**Work to be completed:**
Return all the data below as it stands, minus the pictures.

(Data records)
============================================================

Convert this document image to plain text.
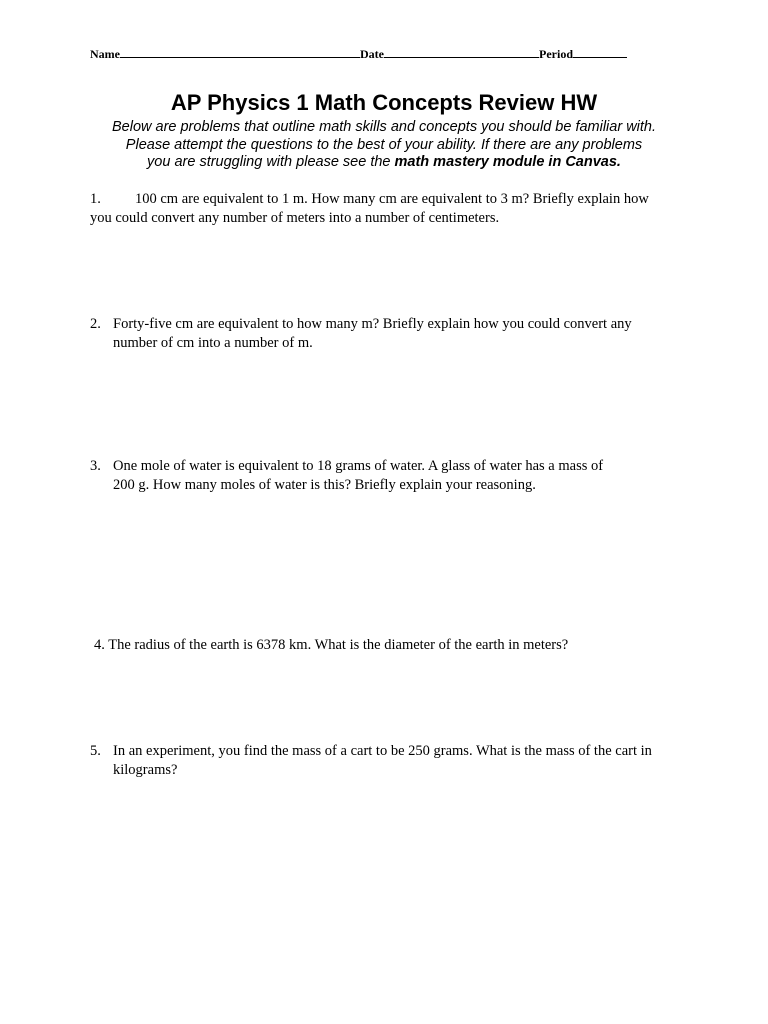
Name	Date	Period
AP Physics 1 Math Concepts Review HW
Below are problems that outline math skills and concepts you should be familiar with.
Please attempt the questions to the best of your ability. If there are any problems
you are struggling with please see the math mastery module in Canvas.
1.	100 cm are equivalent to 1 m. How many cm are equivalent to 3 m? Briefly explain how
you could convert any number of meters into a number of centimeters.
2. Forty-five cm are equivalent to how many m? Briefly explain how you could convert any
number of cm into a number of m.
3. One mole of water is equivalent to 18 grams of water. A glass of water has a mass of
200 g. How many moles of water is this? Briefly explain your reasoning.
4. The radius of the earth is 6378 km. What is the diameter of the earth in meters?
5. In an experiment, you find the mass of a cart to be 250 grams. What is the mass of the cart in
kilograms?
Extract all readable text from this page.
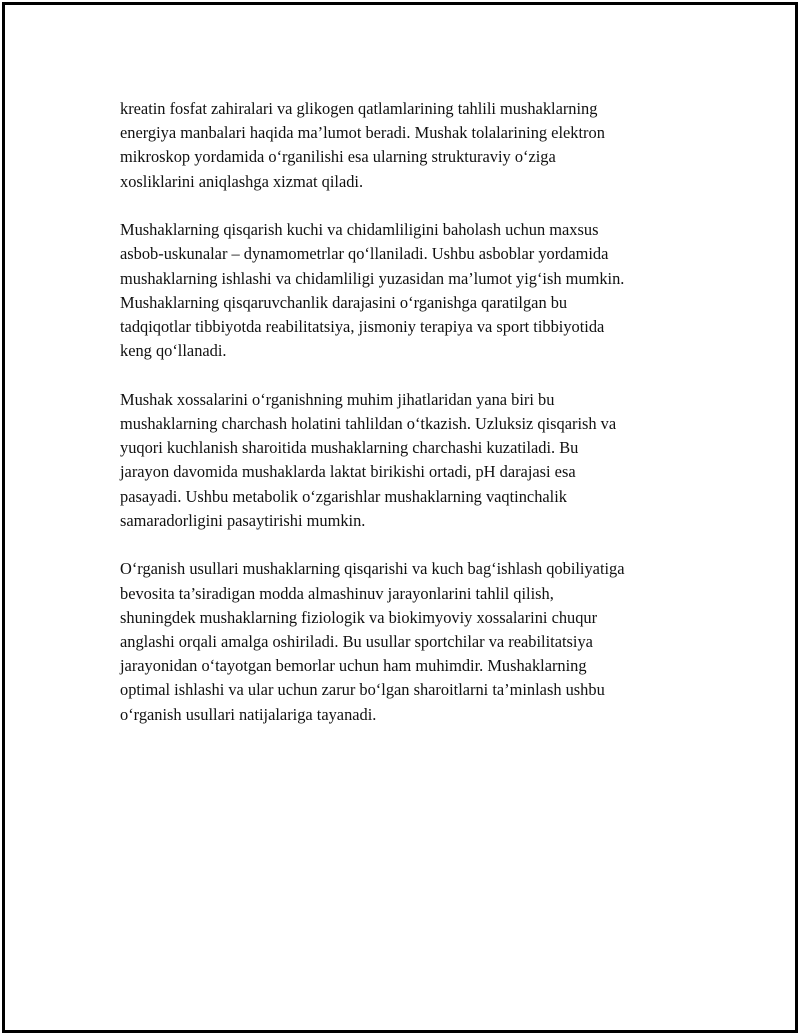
kreatin fosfat zahiralari va glikogen qatlamlarining tahlili mushaklarning
energiya manbalari haqida ma’lumot beradi. Mushak tolalarining elektron
mikroskop yordamida oʻrganilishi esa ularning strukturaviy oʻziga
xosliklarini aniqlashga xizmat qiladi.

Mushaklarning qisqarish kuchi va chidamliligini baholash uchun maxsus
asbob-uskunalar – dynamometrlar qoʻllaniladi. Ushbu asboblar yordamida
mushaklarning ishlashi va chidamliligi yuzasidan ma’lumot yigʻish mumkin.
Mushaklarning qisqaruvchanlik darajasini oʻrganishga qaratilgan bu
tadqiqotlar tibbiyotda reabilitatsiya, jismoniy terapiya va sport tibbiyotida
keng qoʻllanadi.

Mushak xossalarini oʻrganishning muhim jihatlaridan yana biri bu
mushaklarning charchash holatini tahlildan oʻtkazish. Uzluksiz qisqarish va
yuqori kuchlanish sharoitida mushaklarning charchashi kuzatiladi. Bu
jarayon davomida mushaklarda laktat birikishi ortadi, pH darajasi esa
pasayadi. Ushbu metabolik oʻzgarishlar mushaklarning vaqtinchalik
samaradorligini pasaytirishi mumkin.

Oʻrganish usullari mushaklarning qisqarishi va kuch bagʻishlash qobiliyatiga
bevosita ta’siradigan modda almashinuv jarayonlarini tahlil qilish,
shuningdek mushaklarning fiziologik va biokimyoviy xossalarini chuqur
anglashi orqali amalga oshiriladi. Bu usullar sportchilar va reabilitatsiya
jarayonidan oʻtayotgan bemorlar uchun ham muhimdir. Mushaklarning
optimal ishlashi va ular uchun zarur boʻlgan sharoitlarni ta’minlash ushbu
oʻrganish usullari natijalariga tayanadi.
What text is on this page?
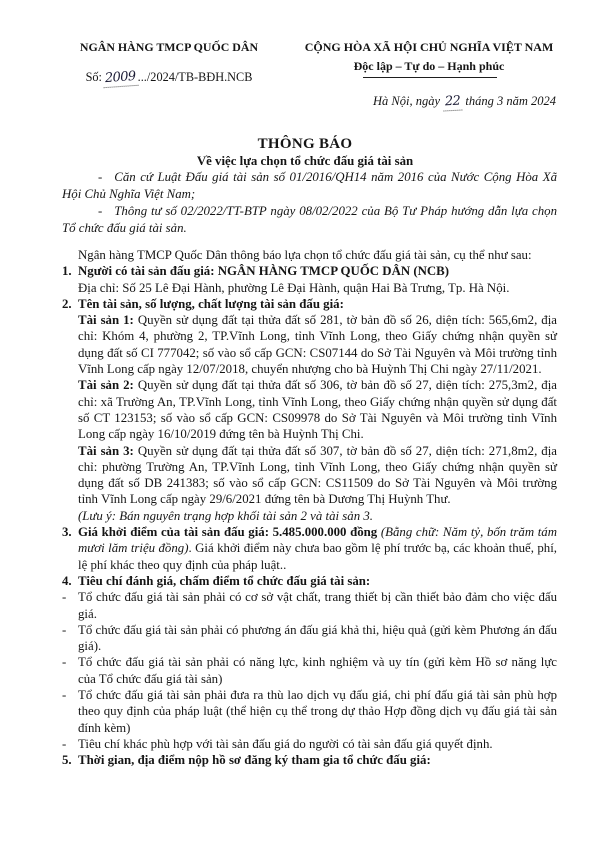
NGÂN HÀNG TMCP QUỐC DÂN
Số: 2009 .../2024/TB-BĐH.NCB
CỘNG HÒA XÃ HỘI CHỦ NGHĨA VIỆT NAM
Độc lập – Tự do – Hạnh phúc
Hà Nội, ngày 22 tháng 3 năm 2024
THÔNG BÁO
Về việc lựa chọn tổ chức đấu giá tài sản

- Căn cứ Luật Đấu giá tài sản số 01/2016/QH14 năm 2016 của Nước Cộng Hòa Xã Hội Chủ Nghĩa Việt Nam;

- Thông tư số 02/2022/TT-BTP ngày 08/02/2022 của Bộ Tư Pháp hướng dẫn lựa chọn Tổ chức đấu giá tài sản.

Ngân hàng TMCP Quốc Dân thông báo lựa chọn tổ chức đấu giá tài sản, cụ thể như sau:

1. Người có tài sản đấu giá: NGÂN HÀNG TMCP QUỐC DÂN (NCB)

Địa chỉ: Số 25 Lê Đại Hành, phường Lê Đại Hành, quận Hai Bà Trưng, Tp. Hà Nội.

2. Tên tài sản, số lượng, chất lượng tài sản đấu giá:

Tài sản 1: Quyền sử dụng đất tại thửa đất số 281, tờ bản đồ số 26, diện tích: 565,6m2, địa chỉ: Khóm 4, phường 2, TP.Vĩnh Long, tỉnh Vĩnh Long, theo Giấy chứng nhận quyền sử dụng đất số CI 777042; số vào sổ cấp GCN: CS07144 do Sở Tài Nguyên và Môi trường tỉnh Vĩnh Long cấp ngày 12/07/2018, chuyển nhượng cho bà Huỳnh Thị Chi ngày 27/11/2021.

Tài sản 2: Quyền sử dụng đất tại thửa đất số 306, tờ bản đồ số 27, diện tích: 275,3m2, địa chỉ: xã Trường An, TP.Vĩnh Long, tỉnh Vĩnh Long, theo Giấy chứng nhận quyền sử dụng đất số CT 123153; số vào sổ cấp GCN: CS09978 do Sở Tài Nguyên và Môi trường tỉnh Vĩnh Long cấp ngày 16/10/2019 đứng tên bà Huỳnh Thị Chi.

Tài sản 3: Quyền sử dụng đất tại thửa đất số 307, tờ bản đồ số 27, diện tích: 271,8m2, địa chỉ: phường Trường An, TP.Vĩnh Long, tỉnh Vĩnh Long, theo Giấy chứng nhận quyền sử dụng đất số DB 241383; số vào sổ cấp GCN: CS11509 do Sở Tài Nguyên và Môi trường tỉnh Vĩnh Long cấp ngày 29/6/2021 đứng tên bà Dương Thị Huỳnh Thư.

(Lưu ý: Bán nguyên trạng hợp khối tài sản 2 và tài sản 3.

3. Giá khởi điểm của tài sản đấu giá: 5.485.000.000 đồng (Bằng chữ: Năm tỷ, bốn trăm tám mươi lăm triệu đồng). Giá khởi điểm này chưa bao gồm lệ phí trước bạ, các khoản thuế, phí, lệ phí khác theo quy định của pháp luật..

4. Tiêu chí đánh giá, chấm điểm tổ chức đấu giá tài sản:

- Tổ chức đấu giá tài sản phải có cơ sở vật chất, trang thiết bị cần thiết bảo đảm cho việc đấu giá.
- Tổ chức đấu giá tài sản phải có phương án đấu giá khả thi, hiệu quả (gửi kèm Phương án đấu giá).
- Tổ chức đấu giá tài sản phải có năng lực, kinh nghiệm và uy tín (gửi kèm Hồ sơ năng lực của Tổ chức đấu giá tài sản)
- Tổ chức đấu giá tài sản phải đưa ra thù lao dịch vụ đấu giá, chi phí đấu giá tài sản phù hợp theo quy định của pháp luật (thể hiện cụ thể trong dự thảo Hợp đồng dịch vụ đấu giá tài sản đính kèm)
- Tiêu chí khác phù hợp với tài sản đấu giá do người có tài sản đấu giá quyết định.
5. Thời gian, địa điểm nộp hồ sơ đăng ký tham gia tổ chức đấu giá:
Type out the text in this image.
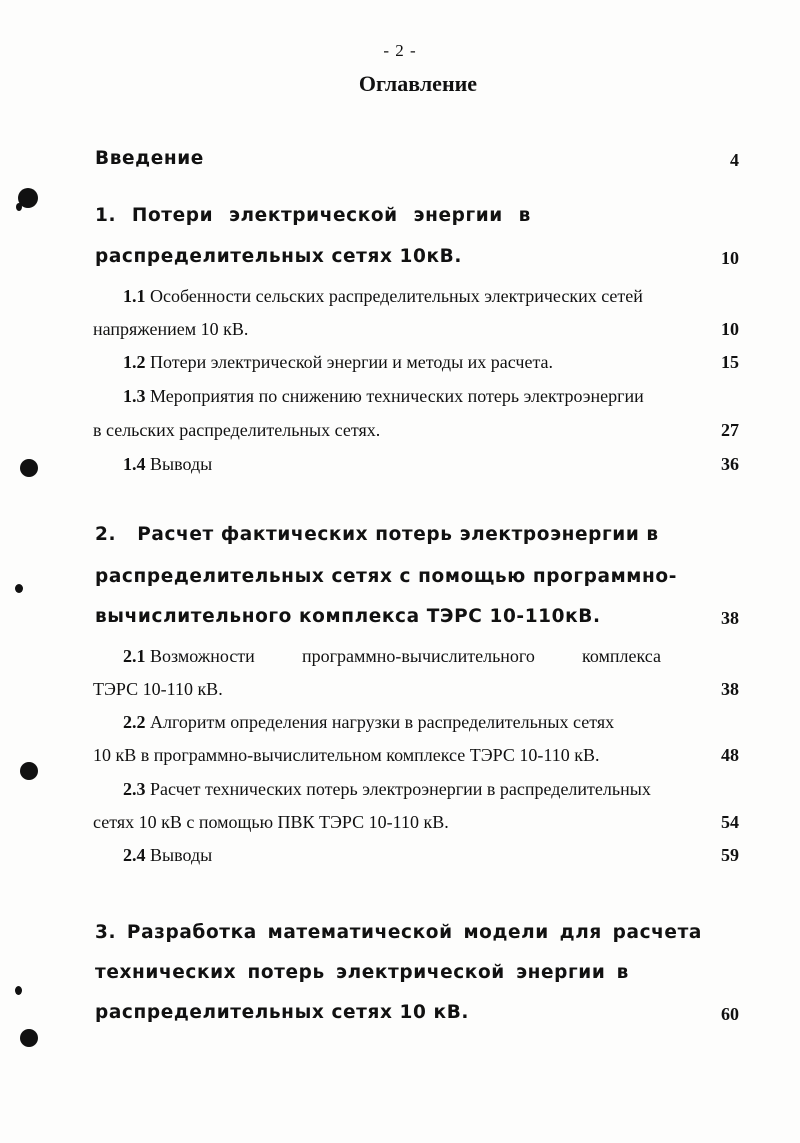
- 2 -
Оглавление
Введение	4
1. Потери электрической энергии в
распределительных сетях 10кВ.	10
1.1 Особенности сельских распределительных электрических сетей
напряжением 10 кВ.	10
1.2 Потери электрической энергии и методы их расчета.	15
1.3 Мероприятия по снижению технических потерь электроэнергии
в сельских распределительных сетях.	27
1.4 Выводы	36
2.   Расчет фактических потерь электроэнергии в
распределительных сетях с помощью программно-
вычислительного комплекса ТЭРС 10-110кВ.	38
2.1 Возможности	программно-вычислительного	комплекса
ТЭРС 10-110 кВ.	38
2.2 Алгоритм определения нагрузки в распределительных сетях
10 кВ в программно-вычислительном комплексе ТЭРС 10-110 кВ.	48
2.3 Расчет технических потерь электроэнергии в распределительных
сетях 10 кВ с помощью ПВК ТЭРС 10-110 кВ.	54
2.4 Выводы	59
3. Разработка математической модели для расчета
технических потерь электрической энергии в
распределительных сетях 10 кВ.	60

============================================================

**Result of the exercise:**
Convert this document image to plain text.
Name	Date	Period
AP Physics 1 Math Concepts Review HW
Below are problems that outline math skills and concepts you should be familiar with.
Please attempt the questions to the best of your ability. If there are any problems
you are struggling with please see the math mastery module in Canvas.
1.	100 cm are equivalent to 1 m. How many cm are equivalent to 3 m? Briefly explain how
you could convert any number of meters into a number of centimeters.
2. Forty-five cm are equivalent to how many m? Briefly explain how you could convert any
number of cm into a number of m.
3. One mole of water is equivalent to 18 grams of water. A glass of water has a mass of
200 g. How many moles of water is this? Briefly explain your reasoning.
4. The radius of the earth is 6378 km. What is the diameter of the earth in meters?
5. In an experiment, you find the mass of a cart to be 250 grams. What is the mass of the cart in
kilograms?
Extract all readable text from this page.
kreatin fosfat zahiralari va glikogen qatlamlarining tahlili mushaklarning
energiya manbalari haqida ma’lumot beradi. Mushak tolalarining elektron
mikroskop yordamida oʻrganilishi esa ularning strukturaviy oʻziga
xosliklarini aniqlashga xizmat qiladi.

Mushaklarning qisqarish kuchi va chidamliligini baholash uchun maxsus
asbob-uskunalar – dynamometrlar qoʻllaniladi. Ushbu asboblar yordamida
mushaklarning ishlashi va chidamliligi yuzasidan ma’lumot yigʻish mumkin.
Mushaklarning qisqaruvchanlik darajasini oʻrganishga qaratilgan bu
tadqiqotlar tibbiyotda reabilitatsiya, jismoniy terapiya va sport tibbiyotida
keng qoʻllanadi.

Mushak xossalarini oʻrganishning muhim jihatlaridan yana biri bu
mushaklarning charchash holatini tahlildan oʻtkazish. Uzluksiz qisqarish va
yuqori kuchlanish sharoitida mushaklarning charchashi kuzatiladi. Bu
jarayon davomida mushaklarda laktat birikishi ortadi, pH darajasi esa
pasayadi. Ushbu metabolik oʻzgarishlar mushaklarning vaqtinchalik
samaradorligini pasaytirishi mumkin.

Oʻrganish usullari mushaklarning qisqarishi va kuch bagʻishlash qobiliyatiga
bevosita ta’siradigan modda almashinuv jarayonlarini tahlil qilish,
shuningdek mushaklarning fiziologik va biokimyoviy xossalarini chuqur
anglashi orqali amalga oshiriladi. Bu usullar sportchilar va reabilitatsiya
jarayonidan oʻtayotgan bemorlar uchun ham muhimdir. Mushaklarning
optimal ishlashi va ular uchun zarur boʻlgan sharoitlarni ta’minlash ushbu
oʻrganish usullari natijalariga tayanadi.
What text is on this page?
NGÂN HÀNG TMCP QUỐC DÂN
Số: 2009 .../2024/TB-BĐH.NCB
CỘNG HÒA XÃ HỘI CHỦ NGHĨA VIỆT NAM
Độc lập – Tự do – Hạnh phúc
Hà Nội, ngày 22 tháng 3 năm 2024
THÔNG BÁO
Về việc lựa chọn tổ chức đấu giá tài sản

- Căn cứ Luật Đấu giá tài sản số 01/2016/QH14 năm 2016 của Nước Cộng Hòa Xã Hội Chủ Nghĩa Việt Nam;

- Thông tư số 02/2022/TT-BTP ngày 08/02/2022 của Bộ Tư Pháp hướng dẫn lựa chọn Tổ chức đấu giá tài sản.

Ngân hàng TMCP Quốc Dân thông báo lựa chọn tổ chức đấu giá tài sản, cụ thể như sau:

1. Người có tài sản đấu giá: NGÂN HÀNG TMCP QUỐC DÂN (NCB)

Địa chỉ: Số 25 Lê Đại Hành, phường Lê Đại Hành, quận Hai Bà Trưng, Tp. Hà Nội.

2. Tên tài sản, số lượng, chất lượng tài sản đấu giá:

Tài sản 1: Quyền sử dụng đất tại thửa đất số 281, tờ bản đồ số 26, diện tích: 565,6m2, địa chỉ: Khóm 4, phường 2, TP.Vĩnh Long, tỉnh Vĩnh Long, theo Giấy chứng nhận quyền sử dụng đất số CI 777042; số vào sổ cấp GCN: CS07144 do Sở Tài Nguyên và Môi trường tỉnh Vĩnh Long cấp ngày 12/07/2018, chuyển nhượng cho bà Huỳnh Thị Chi ngày 27/11/2021.

Tài sản 2: Quyền sử dụng đất tại thửa đất số 306, tờ bản đồ số 27, diện tích: 275,3m2, địa chỉ: xã Trường An, TP.Vĩnh Long, tỉnh Vĩnh Long, theo Giấy chứng nhận quyền sử dụng đất số CT 123153; số vào sổ cấp GCN: CS09978 do Sở Tài Nguyên và Môi trường tỉnh Vĩnh Long cấp ngày 16/10/2019 đứng tên bà Huỳnh Thị Chi.

Tài sản 3: Quyền sử dụng đất tại thửa đất số 307, tờ bản đồ số 27, diện tích: 271,8m2, địa chỉ: phường Trường An, TP.Vĩnh Long, tỉnh Vĩnh Long, theo Giấy chứng nhận quyền sử dụng đất số DB 241383; số vào sổ cấp GCN: CS11509 do Sở Tài Nguyên và Môi trường tỉnh Vĩnh Long cấp ngày 29/6/2021 đứng tên bà Dương Thị Huỳnh Thư.

(Lưu ý: Bán nguyên trạng hợp khối tài sản 2 và tài sản 3.

3. Giá khởi điểm của tài sản đấu giá: 5.485.000.000 đồng (Bằng chữ: Năm tỷ, bốn trăm tám mươi lăm triệu đồng). Giá khởi điểm này chưa bao gồm lệ phí trước bạ, các khoản thuế, phí, lệ phí khác theo quy định của pháp luật..

4. Tiêu chí đánh giá, chấm điểm tổ chức đấu giá tài sản:

- Tổ chức đấu giá tài sản phải có cơ sở vật chất, trang thiết bị cần thiết bảo đảm cho việc đấu giá.
- Tổ chức đấu giá tài sản phải có phương án đấu giá khả thi, hiệu quả (gửi kèm Phương án đấu giá).
- Tổ chức đấu giá tài sản phải có năng lực, kinh nghiệm và uy tín (gửi kèm Hồ sơ năng lực của Tổ chức đấu giá tài sản)
- Tổ chức đấu giá tài sản phải đưa ra thù lao dịch vụ đấu giá, chi phí đấu giá tài sản phù hợp theo quy định của pháp luật (thể hiện cụ thể trong dự thảo Hợp đồng dịch vụ đấu giá tài sản đính kèm)
- Tiêu chí khác phù hợp với tài sản đấu giá do người có tài sản đấu giá quyết định.
5. Thời gian, địa điểm nộp hồ sơ đăng ký tham gia tổ chức đấu giá:
Type out the text in this image.
- 2 -
Оглавление
Введение	4
1. Потери электрической энергии в
распределительных сетях 10кВ.	10
1.1 Особенности сельских распределительных электрических сетей
напряжением 10 кВ.	10
1.2 Потери электрической энергии и методы их расчета.	15
1.3 Мероприятия по снижению технических потерь электроэнергии
в сельских распределительных сетях.	27
1.4 Выводы	36
2.   Расчет фактических потерь электроэнергии в
распределительных сетях с помощью программно-
вычислительного комплекса ТЭРС 10-110кВ.	38
2.1 Возможности	программно-вычислительного	комплекса
ТЭРС 10-110 кВ.	38
2.2 Алгоритм определения нагрузки в распределительных сетях
10 кВ в программно-вычислительном комплексе ТЭРС 10-110 кВ.	48
2.3 Расчет технических потерь электроэнергии в распределительных
сетях 10 кВ с помощью ПВК ТЭРС 10-110 кВ.	54
2.4 Выводы	59
3. Разработка математической модели для расчета
технических потерь электрической энергии в
распределительных сетях 10 кВ.	60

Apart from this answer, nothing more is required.